## Description of the task:
Read the records below and copy each line that contains "SO₂和".

Data items
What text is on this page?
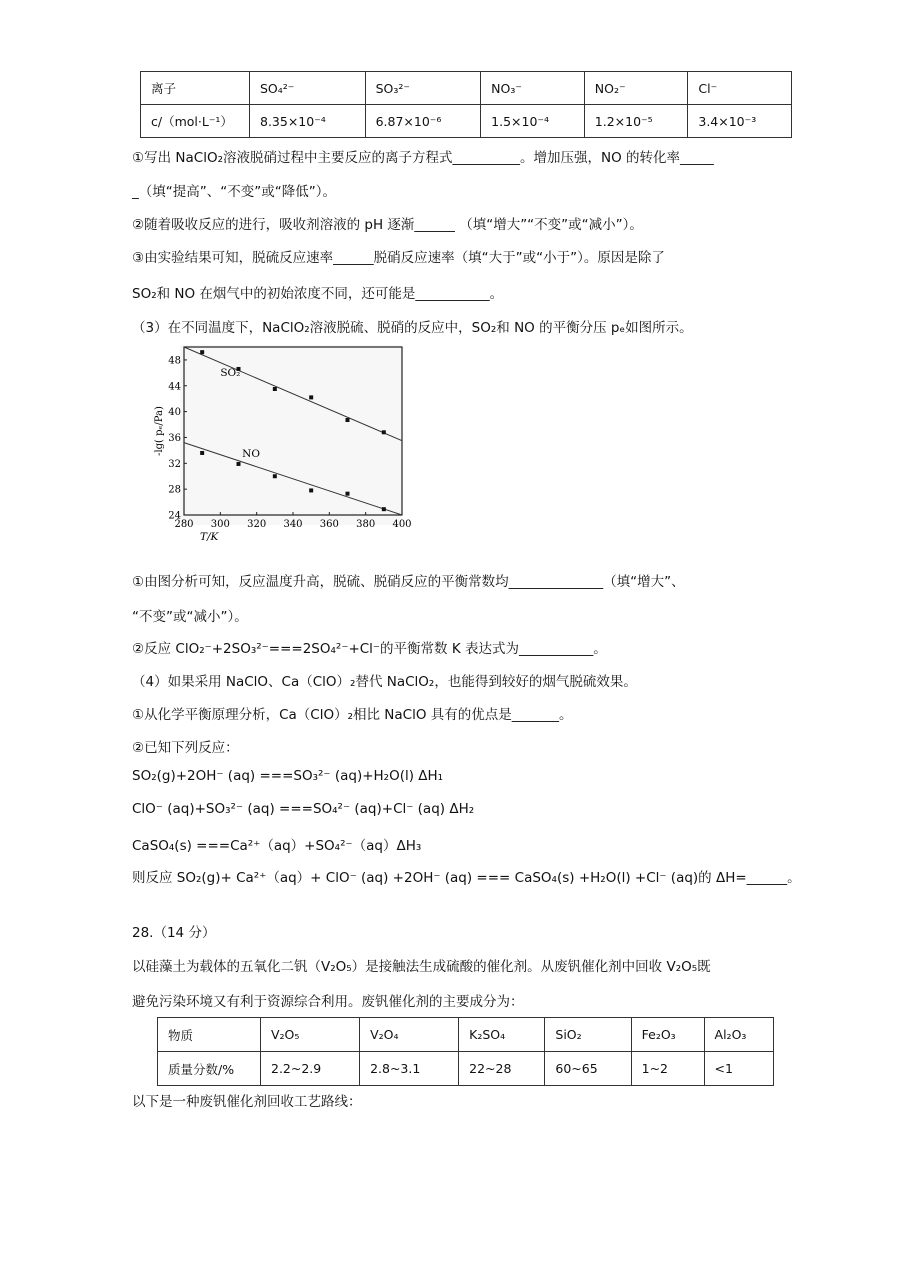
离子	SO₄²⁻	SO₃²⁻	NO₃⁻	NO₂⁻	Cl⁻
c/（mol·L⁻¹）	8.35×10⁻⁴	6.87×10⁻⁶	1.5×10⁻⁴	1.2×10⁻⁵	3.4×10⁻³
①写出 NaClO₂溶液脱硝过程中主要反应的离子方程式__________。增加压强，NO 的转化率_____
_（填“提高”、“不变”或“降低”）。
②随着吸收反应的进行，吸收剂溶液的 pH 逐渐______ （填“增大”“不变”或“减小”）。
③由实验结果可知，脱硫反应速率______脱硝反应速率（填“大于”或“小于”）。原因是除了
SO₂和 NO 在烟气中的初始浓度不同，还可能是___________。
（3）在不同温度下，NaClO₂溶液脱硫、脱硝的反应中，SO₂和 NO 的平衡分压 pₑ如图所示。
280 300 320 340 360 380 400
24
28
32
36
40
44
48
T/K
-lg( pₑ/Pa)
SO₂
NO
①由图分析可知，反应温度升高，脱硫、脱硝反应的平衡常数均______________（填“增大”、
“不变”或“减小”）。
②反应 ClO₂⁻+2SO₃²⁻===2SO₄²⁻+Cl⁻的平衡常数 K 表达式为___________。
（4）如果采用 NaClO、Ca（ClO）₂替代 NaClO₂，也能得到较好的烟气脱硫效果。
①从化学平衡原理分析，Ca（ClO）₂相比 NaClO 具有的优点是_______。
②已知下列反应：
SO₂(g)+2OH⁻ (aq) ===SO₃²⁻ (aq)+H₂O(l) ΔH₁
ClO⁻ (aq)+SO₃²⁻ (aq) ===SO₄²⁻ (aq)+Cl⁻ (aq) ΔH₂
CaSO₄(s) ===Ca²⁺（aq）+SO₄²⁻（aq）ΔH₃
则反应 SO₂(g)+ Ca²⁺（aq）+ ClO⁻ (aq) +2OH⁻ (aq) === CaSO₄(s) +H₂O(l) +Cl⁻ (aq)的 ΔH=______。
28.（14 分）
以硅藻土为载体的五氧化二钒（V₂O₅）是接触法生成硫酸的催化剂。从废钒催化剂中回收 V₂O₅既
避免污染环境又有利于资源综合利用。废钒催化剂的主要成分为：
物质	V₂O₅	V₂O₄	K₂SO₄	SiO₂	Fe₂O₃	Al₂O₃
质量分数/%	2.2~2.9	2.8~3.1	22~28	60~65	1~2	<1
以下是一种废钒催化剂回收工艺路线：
* * *
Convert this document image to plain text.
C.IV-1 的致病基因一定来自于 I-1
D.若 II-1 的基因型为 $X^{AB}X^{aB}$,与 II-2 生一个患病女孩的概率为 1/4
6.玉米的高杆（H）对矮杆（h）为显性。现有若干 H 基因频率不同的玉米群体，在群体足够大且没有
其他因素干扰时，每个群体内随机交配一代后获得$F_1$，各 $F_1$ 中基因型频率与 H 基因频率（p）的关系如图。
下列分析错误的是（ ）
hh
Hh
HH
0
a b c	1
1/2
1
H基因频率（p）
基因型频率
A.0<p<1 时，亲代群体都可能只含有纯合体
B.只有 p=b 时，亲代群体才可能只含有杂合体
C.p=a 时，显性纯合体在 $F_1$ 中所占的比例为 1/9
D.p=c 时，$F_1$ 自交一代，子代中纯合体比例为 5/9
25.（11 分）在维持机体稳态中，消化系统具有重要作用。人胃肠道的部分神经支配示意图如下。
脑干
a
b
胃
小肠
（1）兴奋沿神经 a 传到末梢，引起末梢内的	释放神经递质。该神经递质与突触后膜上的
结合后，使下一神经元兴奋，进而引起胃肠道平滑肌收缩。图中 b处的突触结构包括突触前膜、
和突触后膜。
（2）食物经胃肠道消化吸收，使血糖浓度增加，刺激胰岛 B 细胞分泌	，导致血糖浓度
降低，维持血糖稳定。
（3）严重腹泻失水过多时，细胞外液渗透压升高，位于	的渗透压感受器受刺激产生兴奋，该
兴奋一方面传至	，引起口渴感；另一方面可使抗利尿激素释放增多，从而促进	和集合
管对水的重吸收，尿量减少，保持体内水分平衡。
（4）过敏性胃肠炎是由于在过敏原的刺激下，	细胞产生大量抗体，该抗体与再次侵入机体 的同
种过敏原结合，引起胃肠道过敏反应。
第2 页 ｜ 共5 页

## Correct output:
SO₂和 NO 在烟气中的初始浓度不同，还可能是___________。
（3）在不同温度下，NaClO₂溶液脱硫、脱硝的反应中，SO₂和 NO 的平衡分压 pₑ如图所示。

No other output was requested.